BEGIN DATA FOR THIS EXERCISE

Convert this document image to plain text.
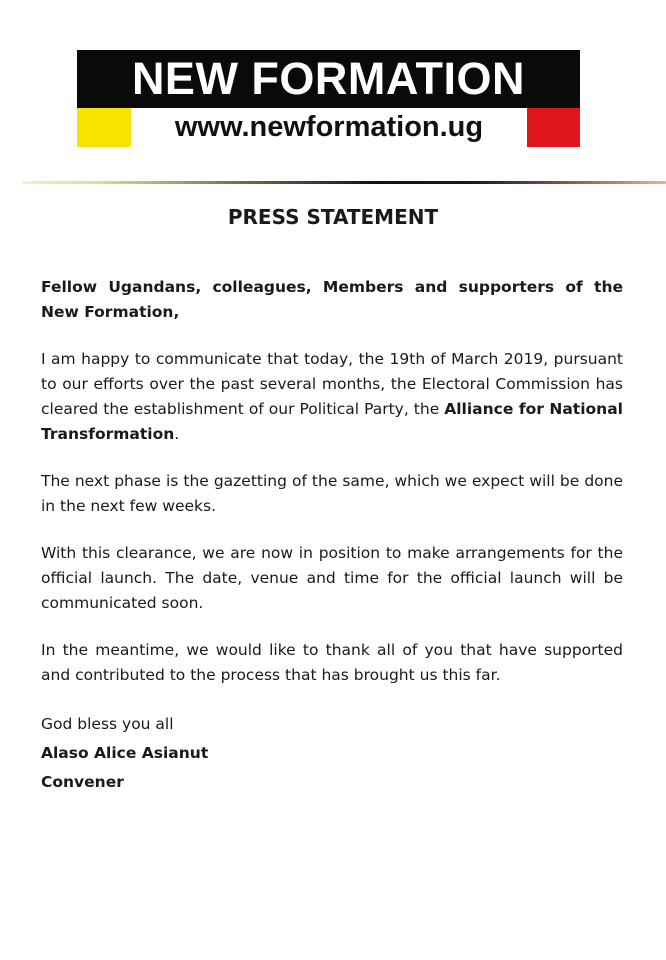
NEW FORMATION
www.newformation.ug
PRESS STATEMENT

Fellow Ugandans, colleagues, Members and supporters of the New Formation,

I am happy to communicate that today, the 19th of March 2019, pursuant to our efforts over the past several months, the Electoral Commission has cleared the establishment of our Political Party, the Alliance for National Transformation.

The next phase is the gazetting of the same, which we expect will be done in the next few weeks.

With this clearance, we are now in position to make arrangements for the official launch. The date, venue and time for the official launch will be communicated soon.

In the meantime, we would like to thank all of you that have supported and contributed to the process that has brought us this far.

God bless you all

Alaso Alice Asianut

Convener
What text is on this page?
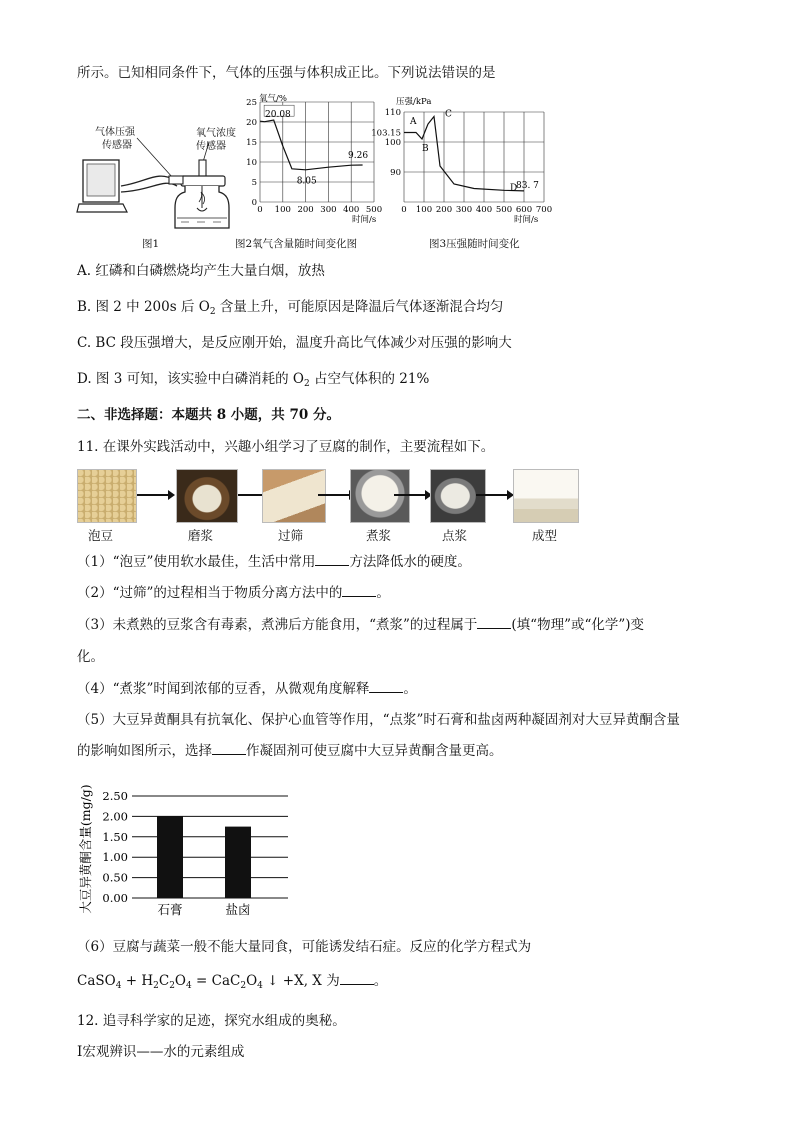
所示。已知相同条件下，气体的压强与体积成正比。下列说法错误的是
气体压强
传感器
氧气浓度
传感器
图1
0 100 200 300 400 500
0
5
10
15
20
25 氧气/%
时间/s
20.08
8.05
9.26
图2氧气含量随时间变化图
0 100 200 300 400 500 600 700
90
100
110
103.15
压强/kPa
时间/s
A
B
C
D
83. 7
图3压强随时间变化
A. 红磷和白磷燃烧均产生大量白烟，放热
B. 图 2 中 200s 后 $O_2$ 含量上升，可能原因是降温后气体逐渐混合均匀
C. BC 段压强增大，是反应刚开始，温度升高比气体减少对压强的影响大
D. 图 3 可知，该实验中白磷消耗的 $O_2$ 占空气体积的 21%
二、非选择题：本题共 8 小题，共 70 分。
11. 在课外实践活动中，兴趣小组学习了豆腐的制作，主要流程如下。
泡豆	磨浆	过筛	煮浆	点浆	成型
（1）“泡豆”使用软水最佳，生活中常用	方法降低水的硬度。
（2）“过筛”的过程相当于物质分离方法中的	。
（3）未煮熟的豆浆含有毒素，煮沸后方能食用，“煮浆”的过程属于	(填“物理”或“化学”)变
化。
（4）“煮浆”时闻到浓郁的豆香，从微观角度解释	。
（5）大豆异黄酮具有抗氧化、保护心血管等作用，“点浆”时石膏和盐卤两种凝固剂对大豆异黄酮含量
的影响如图所示，选择	作凝固剂可使豆腐中大豆异黄酮含量更高。
2.50
2.00
1.50
1.00
0.50
0.00
石膏	盐卤
大豆异黄酮含量(mg/g)
（6）豆腐与蔬菜一般不能大量同食，可能诱发结石症。反应的化学方程式为
CaSO$_4$ + $H_2C_2O_4 = CaC_2O_4$ ↓ +X, X 为	。
12. 追寻科学家的足迹，探究水组成的奥秘。
Ⅰ宏观辨识——水的元素组成
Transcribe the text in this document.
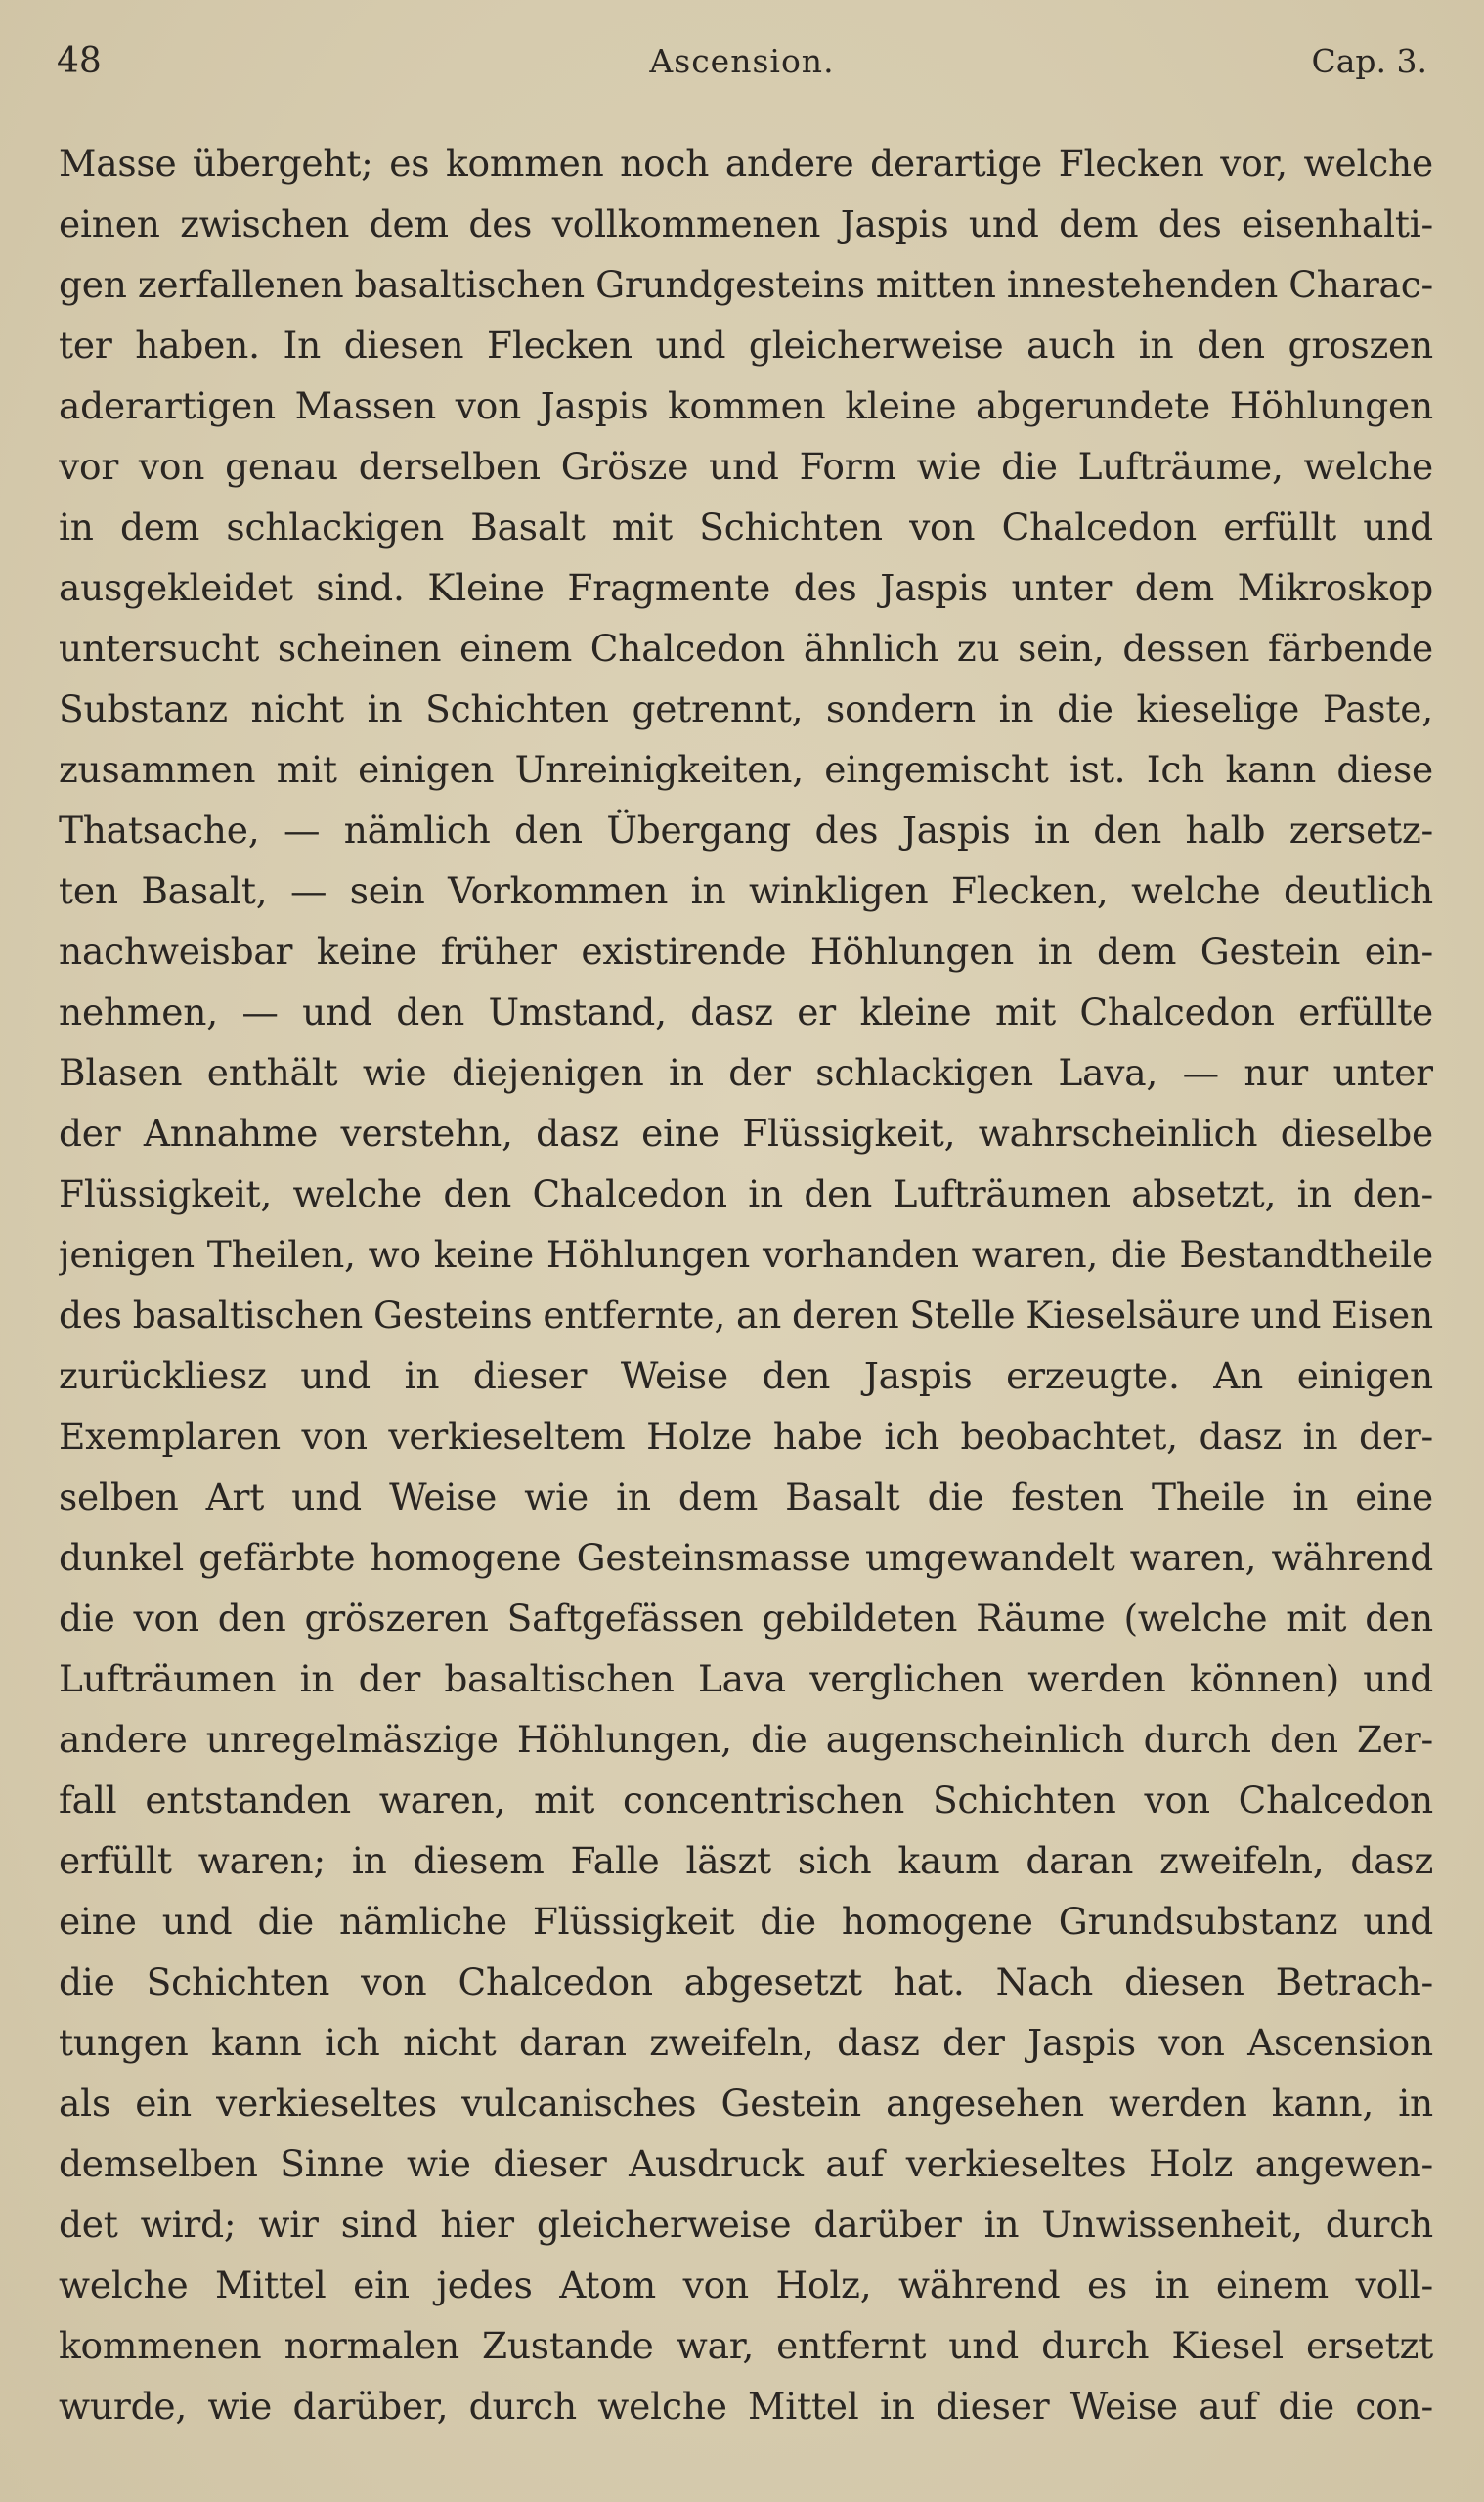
48	Ascension.	Cap. 3.
Masse übergeht; es kommen noch andere derartige Flecken vor, welche
einen zwischen dem des vollkommenen Jaspis und dem des eisenhalti-
gen zerfallenen basaltischen Grundgesteins mitten innestehenden Charac-
ter haben. In diesen Flecken und gleicherweise auch in den groszen
aderartigen Massen von Jaspis kommen kleine abgerundete Höhlungen
vor von genau derselben Grösze und Form wie die Lufträume, welche
in dem schlackigen Basalt mit Schichten von Chalcedon erfüllt und
ausgekleidet sind. Kleine Fragmente des Jaspis unter dem Mikroskop
untersucht scheinen einem Chalcedon ähnlich zu sein, dessen färbende
Substanz nicht in Schichten getrennt, sondern in die kieselige Paste,
zusammen mit einigen Unreinigkeiten, eingemischt ist. Ich kann diese
Thatsache, — nämlich den Übergang des Jaspis in den halb zersetz-
ten Basalt, — sein Vorkommen in winkligen Flecken, welche deutlich
nachweisbar keine früher existirende Höhlungen in dem Gestein ein-
nehmen, — und den Umstand, dasz er kleine mit Chalcedon erfüllte
Blasen enthält wie diejenigen in der schlackigen Lava, — nur unter
der Annahme verstehn, dasz eine Flüssigkeit, wahrscheinlich dieselbe
Flüssigkeit, welche den Chalcedon in den Lufträumen absetzt, in den-
jenigen Theilen, wo keine Höhlungen vorhanden waren, die Bestandtheile
des basaltischen Gesteins entfernte, an deren Stelle Kieselsäure und Eisen
zurückliesz und in dieser Weise den Jaspis erzeugte. An einigen
Exemplaren von verkieseltem Holze habe ich beobachtet, dasz in der-
selben Art und Weise wie in dem Basalt die festen Theile in eine
dunkel gefärbte homogene Gesteinsmasse umgewandelt waren, während
die von den gröszeren Saftgefässen gebildeten Räume (welche mit den
Lufträumen in der basaltischen Lava verglichen werden können) und
andere unregelmäszige Höhlungen, die augenscheinlich durch den Zer-
fall entstanden waren, mit concentrischen Schichten von Chalcedon
erfüllt waren; in diesem Falle läszt sich kaum daran zweifeln, dasz
eine und die nämliche Flüssigkeit die homogene Grundsubstanz und
die Schichten von Chalcedon abgesetzt hat. Nach diesen Betrach-
tungen kann ich nicht daran zweifeln, dasz der Jaspis von Ascension
als ein verkieseltes vulcanisches Gestein angesehen werden kann, in
demselben Sinne wie dieser Ausdruck auf verkieseltes Holz angewen-
det wird; wir sind hier gleicherweise darüber in Unwissenheit, durch
welche Mittel ein jedes Atom von Holz, während es in einem voll-
kommenen normalen Zustande war, entfernt und durch Kiesel ersetzt
wurde, wie darüber, durch welche Mittel in dieser Weise auf die con-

END DATA FOR THIS EXERCISE

**TASK DETAILS:** Go through the listing above and pull out each line containing the word "sein".

**TASK OUTPUT:**
untersucht scheinen einem Chalcedon ähnlich zu sein, dessen färbende
ten Basalt, — sein Vorkommen in winkligen Flecken, welche deutlich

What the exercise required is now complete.